--- START Material provided ---

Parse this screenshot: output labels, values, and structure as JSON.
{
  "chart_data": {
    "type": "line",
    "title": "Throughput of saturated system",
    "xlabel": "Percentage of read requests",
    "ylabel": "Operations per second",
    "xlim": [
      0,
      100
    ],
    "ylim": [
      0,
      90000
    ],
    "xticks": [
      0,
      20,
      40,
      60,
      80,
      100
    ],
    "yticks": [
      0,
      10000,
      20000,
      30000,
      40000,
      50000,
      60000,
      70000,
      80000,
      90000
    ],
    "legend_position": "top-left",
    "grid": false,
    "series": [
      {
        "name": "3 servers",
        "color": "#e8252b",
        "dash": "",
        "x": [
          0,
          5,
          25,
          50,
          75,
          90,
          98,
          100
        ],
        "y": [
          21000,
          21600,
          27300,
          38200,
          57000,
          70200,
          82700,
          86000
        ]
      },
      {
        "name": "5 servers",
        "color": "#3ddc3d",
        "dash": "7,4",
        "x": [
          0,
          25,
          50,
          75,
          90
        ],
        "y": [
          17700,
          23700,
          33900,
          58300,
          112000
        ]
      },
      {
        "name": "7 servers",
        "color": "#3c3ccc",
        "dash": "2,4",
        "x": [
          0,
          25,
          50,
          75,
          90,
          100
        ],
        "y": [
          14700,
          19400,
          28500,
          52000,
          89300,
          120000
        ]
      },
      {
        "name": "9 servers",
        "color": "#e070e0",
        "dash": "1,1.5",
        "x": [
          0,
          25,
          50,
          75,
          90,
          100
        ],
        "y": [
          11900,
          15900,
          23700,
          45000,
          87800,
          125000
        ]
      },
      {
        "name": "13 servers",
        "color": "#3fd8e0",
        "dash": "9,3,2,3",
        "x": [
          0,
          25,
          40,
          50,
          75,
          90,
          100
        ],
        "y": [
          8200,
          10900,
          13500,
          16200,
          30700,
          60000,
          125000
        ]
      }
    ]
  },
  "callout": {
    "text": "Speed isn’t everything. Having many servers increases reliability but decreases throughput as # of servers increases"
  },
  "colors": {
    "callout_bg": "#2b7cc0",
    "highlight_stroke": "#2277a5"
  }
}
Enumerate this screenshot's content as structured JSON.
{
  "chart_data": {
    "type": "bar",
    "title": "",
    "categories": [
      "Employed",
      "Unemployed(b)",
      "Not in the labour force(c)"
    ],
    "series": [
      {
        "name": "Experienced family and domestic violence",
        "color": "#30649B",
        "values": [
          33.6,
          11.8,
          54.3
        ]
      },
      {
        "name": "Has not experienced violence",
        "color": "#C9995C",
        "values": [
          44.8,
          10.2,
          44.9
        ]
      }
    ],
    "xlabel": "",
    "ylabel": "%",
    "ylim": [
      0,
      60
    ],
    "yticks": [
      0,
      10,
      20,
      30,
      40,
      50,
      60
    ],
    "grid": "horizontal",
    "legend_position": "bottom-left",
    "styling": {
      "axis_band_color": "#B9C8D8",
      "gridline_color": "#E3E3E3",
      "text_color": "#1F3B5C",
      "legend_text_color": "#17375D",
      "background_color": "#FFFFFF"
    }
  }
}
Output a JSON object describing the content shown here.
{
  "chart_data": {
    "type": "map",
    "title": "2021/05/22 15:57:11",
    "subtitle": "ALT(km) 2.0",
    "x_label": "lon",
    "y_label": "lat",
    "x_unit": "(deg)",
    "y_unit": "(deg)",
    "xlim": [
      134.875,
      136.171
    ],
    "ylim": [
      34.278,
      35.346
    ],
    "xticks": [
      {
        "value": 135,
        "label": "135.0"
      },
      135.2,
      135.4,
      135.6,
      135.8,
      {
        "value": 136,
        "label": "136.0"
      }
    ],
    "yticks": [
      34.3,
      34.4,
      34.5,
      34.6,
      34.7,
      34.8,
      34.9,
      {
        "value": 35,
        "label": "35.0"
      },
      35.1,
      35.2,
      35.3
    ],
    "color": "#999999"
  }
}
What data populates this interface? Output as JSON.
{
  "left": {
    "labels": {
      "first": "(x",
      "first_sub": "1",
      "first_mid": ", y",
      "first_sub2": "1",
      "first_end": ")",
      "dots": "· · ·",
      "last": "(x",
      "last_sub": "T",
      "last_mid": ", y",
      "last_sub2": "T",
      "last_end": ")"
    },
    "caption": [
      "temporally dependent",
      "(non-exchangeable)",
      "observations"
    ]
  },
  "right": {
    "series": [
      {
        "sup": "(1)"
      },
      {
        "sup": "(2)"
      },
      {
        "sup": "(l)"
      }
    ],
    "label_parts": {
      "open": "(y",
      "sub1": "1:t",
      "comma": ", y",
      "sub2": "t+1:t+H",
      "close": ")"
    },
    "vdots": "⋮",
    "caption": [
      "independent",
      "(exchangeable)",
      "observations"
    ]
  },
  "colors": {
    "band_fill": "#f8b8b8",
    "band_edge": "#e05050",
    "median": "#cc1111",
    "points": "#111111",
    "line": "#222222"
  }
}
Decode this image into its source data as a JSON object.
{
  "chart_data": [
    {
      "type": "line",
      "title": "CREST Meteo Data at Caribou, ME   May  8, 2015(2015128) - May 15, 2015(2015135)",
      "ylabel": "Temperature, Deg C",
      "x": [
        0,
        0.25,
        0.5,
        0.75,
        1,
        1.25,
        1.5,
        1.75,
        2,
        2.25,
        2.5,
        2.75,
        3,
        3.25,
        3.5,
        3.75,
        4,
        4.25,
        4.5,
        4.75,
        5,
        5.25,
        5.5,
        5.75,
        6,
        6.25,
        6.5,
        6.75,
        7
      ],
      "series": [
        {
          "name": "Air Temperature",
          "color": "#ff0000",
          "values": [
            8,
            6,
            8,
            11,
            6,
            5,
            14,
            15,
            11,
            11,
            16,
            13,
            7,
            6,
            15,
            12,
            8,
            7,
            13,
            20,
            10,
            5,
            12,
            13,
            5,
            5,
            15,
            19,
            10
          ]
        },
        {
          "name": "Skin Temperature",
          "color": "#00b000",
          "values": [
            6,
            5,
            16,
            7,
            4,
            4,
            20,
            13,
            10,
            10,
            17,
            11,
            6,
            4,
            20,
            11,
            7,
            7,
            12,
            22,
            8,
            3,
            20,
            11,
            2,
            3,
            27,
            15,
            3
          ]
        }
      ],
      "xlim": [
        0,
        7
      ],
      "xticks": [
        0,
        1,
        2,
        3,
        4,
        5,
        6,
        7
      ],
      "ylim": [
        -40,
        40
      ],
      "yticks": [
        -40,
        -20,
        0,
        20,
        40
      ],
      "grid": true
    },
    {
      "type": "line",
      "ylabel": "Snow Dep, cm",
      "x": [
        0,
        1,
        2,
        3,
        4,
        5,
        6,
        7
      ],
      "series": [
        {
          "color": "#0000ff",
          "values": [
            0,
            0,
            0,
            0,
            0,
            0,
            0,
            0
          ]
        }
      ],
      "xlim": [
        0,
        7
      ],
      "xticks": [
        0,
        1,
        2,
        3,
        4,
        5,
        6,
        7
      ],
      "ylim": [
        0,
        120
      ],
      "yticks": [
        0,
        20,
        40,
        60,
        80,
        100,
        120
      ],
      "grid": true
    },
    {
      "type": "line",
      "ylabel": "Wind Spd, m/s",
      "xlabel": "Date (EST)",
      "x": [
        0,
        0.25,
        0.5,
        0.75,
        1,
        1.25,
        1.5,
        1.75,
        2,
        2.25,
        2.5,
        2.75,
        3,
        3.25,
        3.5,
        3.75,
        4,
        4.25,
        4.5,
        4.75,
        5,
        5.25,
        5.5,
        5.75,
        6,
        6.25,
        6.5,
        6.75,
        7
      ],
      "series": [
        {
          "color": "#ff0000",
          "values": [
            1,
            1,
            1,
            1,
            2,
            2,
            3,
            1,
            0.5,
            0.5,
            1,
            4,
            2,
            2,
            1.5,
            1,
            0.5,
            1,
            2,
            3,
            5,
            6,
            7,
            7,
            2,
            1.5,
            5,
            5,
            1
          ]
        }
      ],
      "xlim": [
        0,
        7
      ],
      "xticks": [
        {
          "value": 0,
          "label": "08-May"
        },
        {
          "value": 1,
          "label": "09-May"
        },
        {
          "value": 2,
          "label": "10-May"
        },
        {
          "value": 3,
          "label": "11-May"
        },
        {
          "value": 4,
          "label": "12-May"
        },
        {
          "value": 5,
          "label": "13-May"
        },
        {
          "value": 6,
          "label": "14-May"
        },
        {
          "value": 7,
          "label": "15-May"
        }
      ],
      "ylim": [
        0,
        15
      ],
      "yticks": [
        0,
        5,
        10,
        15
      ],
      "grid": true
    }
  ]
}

--- END Material provided ---

→ Exercise description
Filter out every line that lacks the word "object", and copy the rest.

→ Solution to this exercise
Output a JSON object describing the content shown here.
Decode this image into its source data as a JSON object.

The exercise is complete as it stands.